The problem |
Look for the string "الامام" in every line, and copy each line that has it.

>>>>

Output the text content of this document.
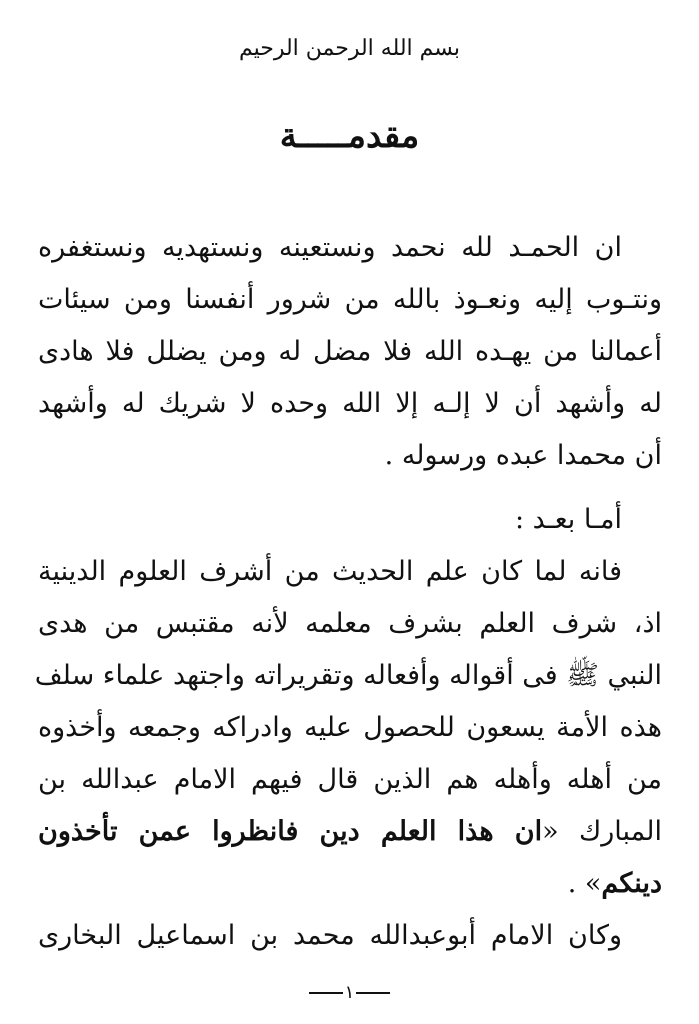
بسم الله الرحمن الرحيم
مقدمـــــة
ان الحمـد لله نحمد ونستعينه ونستهديه ونستغفره
ونتـوب إليه ونعـوذ بالله من شرور أنفسنا ومن سيئات
أعمالنا من يهـده الله فلا مضل له ومن يضلل فلا هادى
له وأشهد أن لا إلـه إلا الله وحده لا شريك له وأشهد
أن محمدا عبده ورسوله .
أمـا بعـد :
فانه لما كان علم الحديث من أشرف العلوم الدينية
اذ، شرف العلم بشرف معلمه لأنه مقتبس من هدى
النبي ﷺ فى أقواله وأفعاله وتقريراته واجتهد علماء سلف
هذه الأمة يسعون للحصول عليه وادراكه وجمعه وأخذوه
من أهله وأهله هم الذين قال فيهم الامام عبدالله بن
المبارك «ان هذا العلم دين فانظروا عمن تأخذون
دينكم» .
وكان الامام أبوعبدالله محمد بن اسماعيل البخارى
١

<<<<

Exercise output |
من أهله وأهله هم الذين قال فيهم الامام عبدالله بن
وكان الامام أبوعبدالله محمد بن اسماعيل البخارى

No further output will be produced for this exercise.